* WRITTEN PROBLEM: Only the number is needed: how many lines of the records include "language"?

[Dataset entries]
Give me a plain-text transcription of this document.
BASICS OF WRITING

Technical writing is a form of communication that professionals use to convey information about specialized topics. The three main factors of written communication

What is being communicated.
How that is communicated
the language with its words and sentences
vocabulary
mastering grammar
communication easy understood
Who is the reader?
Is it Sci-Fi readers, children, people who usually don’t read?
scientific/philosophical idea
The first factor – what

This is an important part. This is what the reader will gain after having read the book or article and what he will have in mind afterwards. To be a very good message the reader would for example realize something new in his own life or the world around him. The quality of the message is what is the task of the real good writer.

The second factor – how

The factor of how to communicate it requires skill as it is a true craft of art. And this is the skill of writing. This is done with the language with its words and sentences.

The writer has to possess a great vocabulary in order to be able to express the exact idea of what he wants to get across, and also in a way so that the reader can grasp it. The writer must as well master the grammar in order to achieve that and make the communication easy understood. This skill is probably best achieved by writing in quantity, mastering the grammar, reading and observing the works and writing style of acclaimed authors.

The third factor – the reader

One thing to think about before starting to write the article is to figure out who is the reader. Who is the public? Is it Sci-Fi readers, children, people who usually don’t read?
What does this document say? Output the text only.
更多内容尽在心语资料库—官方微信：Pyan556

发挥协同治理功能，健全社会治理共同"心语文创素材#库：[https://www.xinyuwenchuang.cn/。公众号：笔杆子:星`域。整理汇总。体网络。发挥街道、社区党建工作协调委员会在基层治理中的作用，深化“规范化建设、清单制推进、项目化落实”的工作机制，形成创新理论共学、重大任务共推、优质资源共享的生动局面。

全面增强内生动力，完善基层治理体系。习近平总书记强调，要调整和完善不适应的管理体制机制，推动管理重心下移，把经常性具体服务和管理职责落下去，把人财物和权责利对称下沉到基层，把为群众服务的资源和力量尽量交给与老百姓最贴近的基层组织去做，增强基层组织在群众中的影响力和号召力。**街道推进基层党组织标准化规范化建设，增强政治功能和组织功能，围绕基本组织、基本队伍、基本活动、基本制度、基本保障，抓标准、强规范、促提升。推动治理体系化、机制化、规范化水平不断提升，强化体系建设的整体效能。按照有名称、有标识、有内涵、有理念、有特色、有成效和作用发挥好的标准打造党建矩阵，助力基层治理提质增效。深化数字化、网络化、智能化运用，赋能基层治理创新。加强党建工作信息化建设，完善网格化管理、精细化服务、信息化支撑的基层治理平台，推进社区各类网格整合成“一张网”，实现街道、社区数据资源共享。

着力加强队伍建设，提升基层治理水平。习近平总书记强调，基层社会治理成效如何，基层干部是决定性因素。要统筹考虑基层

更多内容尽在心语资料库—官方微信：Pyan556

* SOLUTION FOR THIS EXERCISE: 2